» **What the task asks**:
Transcribe the records that follow. Keep every word exactly, and drop the pictures.

+++++

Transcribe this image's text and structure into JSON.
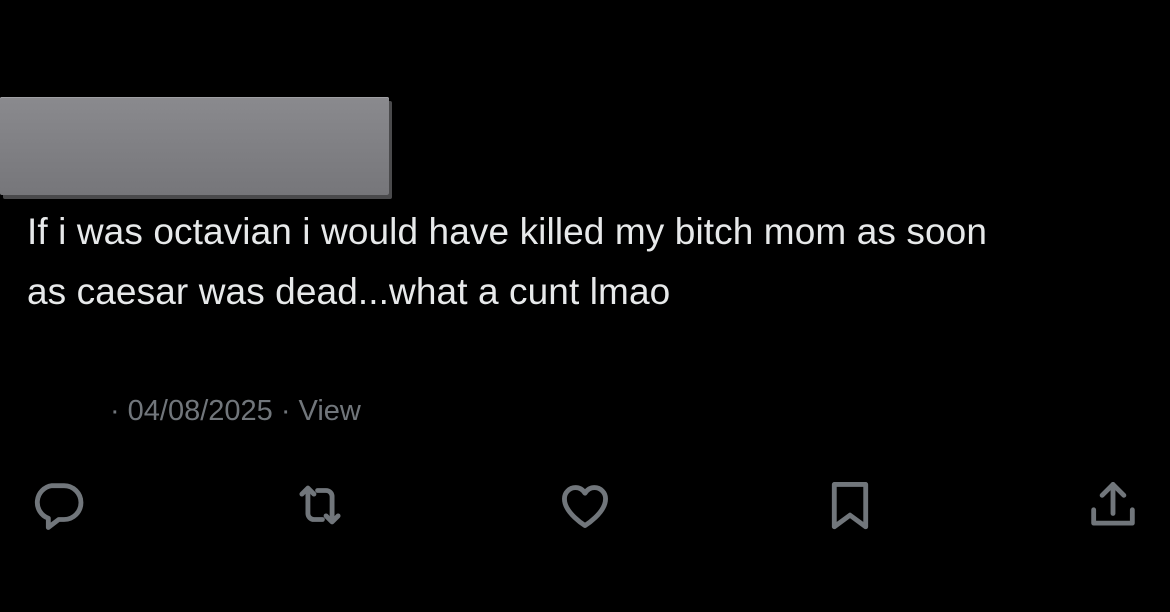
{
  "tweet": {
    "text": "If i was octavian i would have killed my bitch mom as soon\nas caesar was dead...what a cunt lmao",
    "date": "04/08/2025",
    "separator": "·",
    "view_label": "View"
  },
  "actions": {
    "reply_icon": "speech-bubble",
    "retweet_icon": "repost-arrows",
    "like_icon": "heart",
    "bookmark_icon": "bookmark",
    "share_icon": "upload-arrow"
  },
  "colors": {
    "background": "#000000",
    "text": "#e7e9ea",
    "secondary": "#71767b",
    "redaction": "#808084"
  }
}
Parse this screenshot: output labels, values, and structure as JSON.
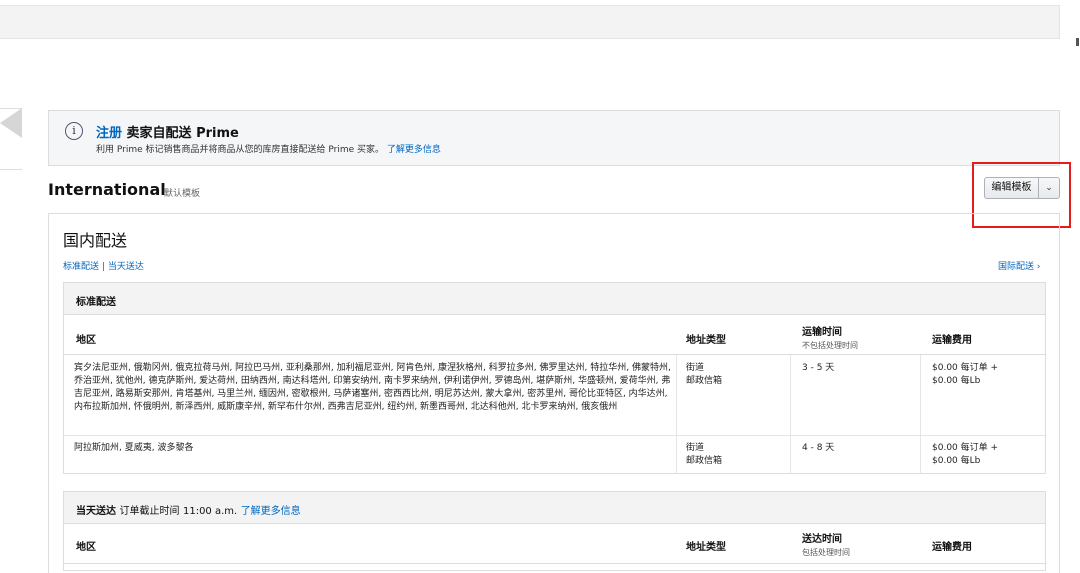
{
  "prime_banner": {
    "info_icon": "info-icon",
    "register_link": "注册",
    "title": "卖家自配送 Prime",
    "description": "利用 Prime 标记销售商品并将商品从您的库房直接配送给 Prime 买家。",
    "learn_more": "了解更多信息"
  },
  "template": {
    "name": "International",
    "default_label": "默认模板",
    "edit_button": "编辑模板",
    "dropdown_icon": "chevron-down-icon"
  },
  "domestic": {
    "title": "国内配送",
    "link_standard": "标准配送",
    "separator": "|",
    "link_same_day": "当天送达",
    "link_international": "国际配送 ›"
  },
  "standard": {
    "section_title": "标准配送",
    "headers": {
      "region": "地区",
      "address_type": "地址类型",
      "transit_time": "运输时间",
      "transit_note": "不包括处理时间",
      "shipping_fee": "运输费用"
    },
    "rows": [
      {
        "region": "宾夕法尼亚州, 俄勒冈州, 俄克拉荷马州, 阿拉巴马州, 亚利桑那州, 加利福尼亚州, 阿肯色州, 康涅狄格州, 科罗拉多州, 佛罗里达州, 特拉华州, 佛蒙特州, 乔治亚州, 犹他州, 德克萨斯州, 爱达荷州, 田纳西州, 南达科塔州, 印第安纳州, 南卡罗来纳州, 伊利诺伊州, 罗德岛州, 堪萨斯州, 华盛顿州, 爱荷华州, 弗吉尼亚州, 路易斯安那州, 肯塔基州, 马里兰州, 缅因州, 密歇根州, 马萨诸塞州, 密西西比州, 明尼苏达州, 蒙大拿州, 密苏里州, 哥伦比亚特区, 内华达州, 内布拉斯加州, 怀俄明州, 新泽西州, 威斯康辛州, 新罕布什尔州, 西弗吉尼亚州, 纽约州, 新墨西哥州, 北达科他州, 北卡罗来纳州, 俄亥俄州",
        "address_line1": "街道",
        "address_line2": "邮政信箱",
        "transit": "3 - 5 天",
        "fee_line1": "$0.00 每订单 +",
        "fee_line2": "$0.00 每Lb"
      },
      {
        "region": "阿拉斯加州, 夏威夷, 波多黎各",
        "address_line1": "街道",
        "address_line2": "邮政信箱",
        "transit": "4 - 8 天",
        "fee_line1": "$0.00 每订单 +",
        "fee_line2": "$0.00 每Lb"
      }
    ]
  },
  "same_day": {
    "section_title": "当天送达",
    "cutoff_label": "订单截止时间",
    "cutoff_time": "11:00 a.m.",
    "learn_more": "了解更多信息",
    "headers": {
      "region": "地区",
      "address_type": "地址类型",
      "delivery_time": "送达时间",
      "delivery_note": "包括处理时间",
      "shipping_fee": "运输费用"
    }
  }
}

+++++

» **Answer to the problem**:
Transcribe this image's text and structure into JSON.
{
  "tweet": {
    "text": "If i was octavian i would have killed my bitch mom as soon\nas caesar was dead...what a cunt lmao",
    "date": "04/08/2025",
    "separator": "·",
    "view_label": "View"
  },
  "actions": {
    "reply_icon": "speech-bubble",
    "retweet_icon": "repost-arrows",
    "like_icon": "heart",
    "bookmark_icon": "bookmark",
    "share_icon": "upload-arrow"
  },
  "colors": {
    "background": "#000000",
    "text": "#e7e9ea",
    "secondary": "#71767b",
    "redaction": "#808084"
  }
}
Parse this screenshot: output labels, values, and structure as JSON.
{
  "prime_banner": {
    "info_icon": "info-icon",
    "register_link": "注册",
    "title": "卖家自配送 Prime",
    "description": "利用 Prime 标记销售商品并将商品从您的库房直接配送给 Prime 买家。",
    "learn_more": "了解更多信息"
  },
  "template": {
    "name": "International",
    "default_label": "默认模板",
    "edit_button": "编辑模板",
    "dropdown_icon": "chevron-down-icon"
  },
  "domestic": {
    "title": "国内配送",
    "link_standard": "标准配送",
    "separator": "|",
    "link_same_day": "当天送达",
    "link_international": "国际配送 ›"
  },
  "standard": {
    "section_title": "标准配送",
    "headers": {
      "region": "地区",
      "address_type": "地址类型",
      "transit_time": "运输时间",
      "transit_note": "不包括处理时间",
      "shipping_fee": "运输费用"
    },
    "rows": [
      {
        "region": "宾夕法尼亚州, 俄勒冈州, 俄克拉荷马州, 阿拉巴马州, 亚利桑那州, 加利福尼亚州, 阿肯色州, 康涅狄格州, 科罗拉多州, 佛罗里达州, 特拉华州, 佛蒙特州, 乔治亚州, 犹他州, 德克萨斯州, 爱达荷州, 田纳西州, 南达科塔州, 印第安纳州, 南卡罗来纳州, 伊利诺伊州, 罗德岛州, 堪萨斯州, 华盛顿州, 爱荷华州, 弗吉尼亚州, 路易斯安那州, 肯塔基州, 马里兰州, 缅因州, 密歇根州, 马萨诸塞州, 密西西比州, 明尼苏达州, 蒙大拿州, 密苏里州, 哥伦比亚特区, 内华达州, 内布拉斯加州, 怀俄明州, 新泽西州, 威斯康辛州, 新罕布什尔州, 西弗吉尼亚州, 纽约州, 新墨西哥州, 北达科他州, 北卡罗来纳州, 俄亥俄州",
        "address_line1": "街道",
        "address_line2": "邮政信箱",
        "transit": "3 - 5 天",
        "fee_line1": "$0.00 每订单 +",
        "fee_line2": "$0.00 每Lb"
      },
      {
        "region": "阿拉斯加州, 夏威夷, 波多黎各",
        "address_line1": "街道",
        "address_line2": "邮政信箱",
        "transit": "4 - 8 天",
        "fee_line1": "$0.00 每订单 +",
        "fee_line2": "$0.00 每Lb"
      }
    ]
  },
  "same_day": {
    "section_title": "当天送达",
    "cutoff_label": "订单截止时间",
    "cutoff_time": "11:00 a.m.",
    "learn_more": "了解更多信息",
    "headers": {
      "region": "地区",
      "address_type": "地址类型",
      "delivery_time": "送达时间",
      "delivery_note": "包括处理时间",
      "shipping_fee": "运输费用"
    }
  }
}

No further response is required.